What to do: Exactly as given, repeat all of the entries.
-- START OF Exercise input --
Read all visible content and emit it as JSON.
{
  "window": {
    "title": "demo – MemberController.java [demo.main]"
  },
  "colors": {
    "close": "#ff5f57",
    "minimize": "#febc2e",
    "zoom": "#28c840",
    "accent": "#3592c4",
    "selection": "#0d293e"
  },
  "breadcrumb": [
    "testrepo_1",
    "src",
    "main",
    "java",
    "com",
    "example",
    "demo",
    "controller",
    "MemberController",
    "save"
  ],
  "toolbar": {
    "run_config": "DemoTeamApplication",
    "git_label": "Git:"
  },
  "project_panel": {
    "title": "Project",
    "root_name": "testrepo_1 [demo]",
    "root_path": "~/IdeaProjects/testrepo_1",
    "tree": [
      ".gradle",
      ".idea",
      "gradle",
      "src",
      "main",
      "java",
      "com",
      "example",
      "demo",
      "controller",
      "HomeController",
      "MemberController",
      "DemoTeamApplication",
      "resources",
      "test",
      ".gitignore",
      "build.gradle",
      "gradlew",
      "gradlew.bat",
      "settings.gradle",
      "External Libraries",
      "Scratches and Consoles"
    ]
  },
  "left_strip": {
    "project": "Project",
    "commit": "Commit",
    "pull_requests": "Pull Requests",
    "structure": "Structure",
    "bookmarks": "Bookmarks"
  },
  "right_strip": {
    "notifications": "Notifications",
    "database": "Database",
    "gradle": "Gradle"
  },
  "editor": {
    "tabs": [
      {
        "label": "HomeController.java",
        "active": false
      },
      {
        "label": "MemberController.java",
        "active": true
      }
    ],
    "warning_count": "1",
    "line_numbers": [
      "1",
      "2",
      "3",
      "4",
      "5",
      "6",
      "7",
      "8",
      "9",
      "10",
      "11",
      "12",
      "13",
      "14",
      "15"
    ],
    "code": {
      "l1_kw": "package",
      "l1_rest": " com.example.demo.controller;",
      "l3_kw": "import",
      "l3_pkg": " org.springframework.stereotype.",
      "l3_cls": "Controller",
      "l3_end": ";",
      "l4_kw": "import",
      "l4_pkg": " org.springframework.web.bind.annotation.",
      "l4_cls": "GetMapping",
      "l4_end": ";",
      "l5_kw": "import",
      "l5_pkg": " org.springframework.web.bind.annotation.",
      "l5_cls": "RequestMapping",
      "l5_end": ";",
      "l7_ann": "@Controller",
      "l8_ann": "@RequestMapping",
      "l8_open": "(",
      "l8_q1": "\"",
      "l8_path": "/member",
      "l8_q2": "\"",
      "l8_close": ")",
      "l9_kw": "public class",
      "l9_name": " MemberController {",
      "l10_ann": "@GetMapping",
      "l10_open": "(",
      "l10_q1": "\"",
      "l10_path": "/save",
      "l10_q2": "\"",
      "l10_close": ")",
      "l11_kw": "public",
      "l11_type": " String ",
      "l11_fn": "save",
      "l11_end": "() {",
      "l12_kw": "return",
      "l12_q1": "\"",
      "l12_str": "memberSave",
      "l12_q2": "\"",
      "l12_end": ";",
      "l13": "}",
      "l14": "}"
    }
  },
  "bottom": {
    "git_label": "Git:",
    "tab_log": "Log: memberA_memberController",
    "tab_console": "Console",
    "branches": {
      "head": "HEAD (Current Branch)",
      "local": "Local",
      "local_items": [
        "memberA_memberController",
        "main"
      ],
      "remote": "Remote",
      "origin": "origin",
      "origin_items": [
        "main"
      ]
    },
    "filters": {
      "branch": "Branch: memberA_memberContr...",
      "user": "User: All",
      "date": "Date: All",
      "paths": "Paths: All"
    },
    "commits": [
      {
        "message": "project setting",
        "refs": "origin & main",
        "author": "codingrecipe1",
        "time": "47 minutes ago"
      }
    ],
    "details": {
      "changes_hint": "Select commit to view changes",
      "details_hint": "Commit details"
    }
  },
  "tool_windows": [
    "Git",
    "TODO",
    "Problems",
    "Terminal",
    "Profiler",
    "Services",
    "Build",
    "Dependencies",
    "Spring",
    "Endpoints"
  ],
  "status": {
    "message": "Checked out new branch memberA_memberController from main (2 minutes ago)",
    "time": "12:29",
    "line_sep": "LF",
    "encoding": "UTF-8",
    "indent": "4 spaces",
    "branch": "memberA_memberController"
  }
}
-- END OF Exercise input --
Solution to this problem:
Read all visible content and emit it as JSON.
{
  "window": {
    "title": "demo – MemberController.java [demo.main]"
  },
  "colors": {
    "close": "#ff5f57",
    "minimize": "#febc2e",
    "zoom": "#28c840",
    "accent": "#3592c4",
    "selection": "#0d293e"
  },
  "breadcrumb": [
    "testrepo_1",
    "src",
    "main",
    "java",
    "com",
    "example",
    "demo",
    "controller",
    "MemberController",
    "save"
  ],
  "toolbar": {
    "run_config": "DemoTeamApplication",
    "git_label": "Git:"
  },
  "project_panel": {
    "title": "Project",
    "root_name": "testrepo_1 [demo]",
    "root_path": "~/IdeaProjects/testrepo_1",
    "tree": [
      ".gradle",
      ".idea",
      "gradle",
      "src",
      "main",
      "java",
      "com",
      "example",
      "demo",
      "controller",
      "HomeController",
      "MemberController",
      "DemoTeamApplication",
      "resources",
      "test",
      ".gitignore",
      "build.gradle",
      "gradlew",
      "gradlew.bat",
      "settings.gradle",
      "External Libraries",
      "Scratches and Consoles"
    ]
  },
  "left_strip": {
    "project": "Project",
    "commit": "Commit",
    "pull_requests": "Pull Requests",
    "structure": "Structure",
    "bookmarks": "Bookmarks"
  },
  "right_strip": {
    "notifications": "Notifications",
    "database": "Database",
    "gradle": "Gradle"
  },
  "editor": {
    "tabs": [
      {
        "label": "HomeController.java",
        "active": false
      },
      {
        "label": "MemberController.java",
        "active": true
      }
    ],
    "warning_count": "1",
    "line_numbers": [
      "1",
      "2",
      "3",
      "4",
      "5",
      "6",
      "7",
      "8",
      "9",
      "10",
      "11",
      "12",
      "13",
      "14",
      "15"
    ],
    "code": {
      "l1_kw": "package",
      "l1_rest": " com.example.demo.controller;",
      "l3_kw": "import",
      "l3_pkg": " org.springframework.stereotype.",
      "l3_cls": "Controller",
      "l3_end": ";",
      "l4_kw": "import",
      "l4_pkg": " org.springframework.web.bind.annotation.",
      "l4_cls": "GetMapping",
      "l4_end": ";",
      "l5_kw": "import",
      "l5_pkg": " org.springframework.web.bind.annotation.",
      "l5_cls": "RequestMapping",
      "l5_end": ";",
      "l7_ann": "@Controller",
      "l8_ann": "@RequestMapping",
      "l8_open": "(",
      "l8_q1": "\"",
      "l8_path": "/member",
      "l8_q2": "\"",
      "l8_close": ")",
      "l9_kw": "public class",
      "l9_name": " MemberController {",
      "l10_ann": "@GetMapping",
      "l10_open": "(",
      "l10_q1": "\"",
      "l10_path": "/save",
      "l10_q2": "\"",
      "l10_close": ")",
      "l11_kw": "public",
      "l11_type": " String ",
      "l11_fn": "save",
      "l11_end": "() {",
      "l12_kw": "return",
      "l12_q1": "\"",
      "l12_str": "memberSave",
      "l12_q2": "\"",
      "l12_end": ";",
      "l13": "}",
      "l14": "}"
    }
  },
  "bottom": {
    "git_label": "Git:",
    "tab_log": "Log: memberA_memberController",
    "tab_console": "Console",
    "branches": {
      "head": "HEAD (Current Branch)",
      "local": "Local",
      "local_items": [
        "memberA_memberController",
        "main"
      ],
      "remote": "Remote",
      "origin": "origin",
      "origin_items": [
        "main"
      ]
    },
    "filters": {
      "branch": "Branch: memberA_memberContr...",
      "user": "User: All",
      "date": "Date: All",
      "paths": "Paths: All"
    },
    "commits": [
      {
        "message": "project setting",
        "refs": "origin & main",
        "author": "codingrecipe1",
        "time": "47 minutes ago"
      }
    ],
    "details": {
      "changes_hint": "Select commit to view changes",
      "details_hint": "Commit details"
    }
  },
  "tool_windows": [
    "Git",
    "TODO",
    "Problems",
    "Terminal",
    "Profiler",
    "Services",
    "Build",
    "Dependencies",
    "Spring",
    "Endpoints"
  ],
  "status": {
    "message": "Checked out new branch memberA_memberController from main (2 minutes ago)",
    "time": "12:29",
    "line_sep": "LF",
    "encoding": "UTF-8",
    "indent": "4 spaces",
    "branch": "memberA_memberController"
  }
}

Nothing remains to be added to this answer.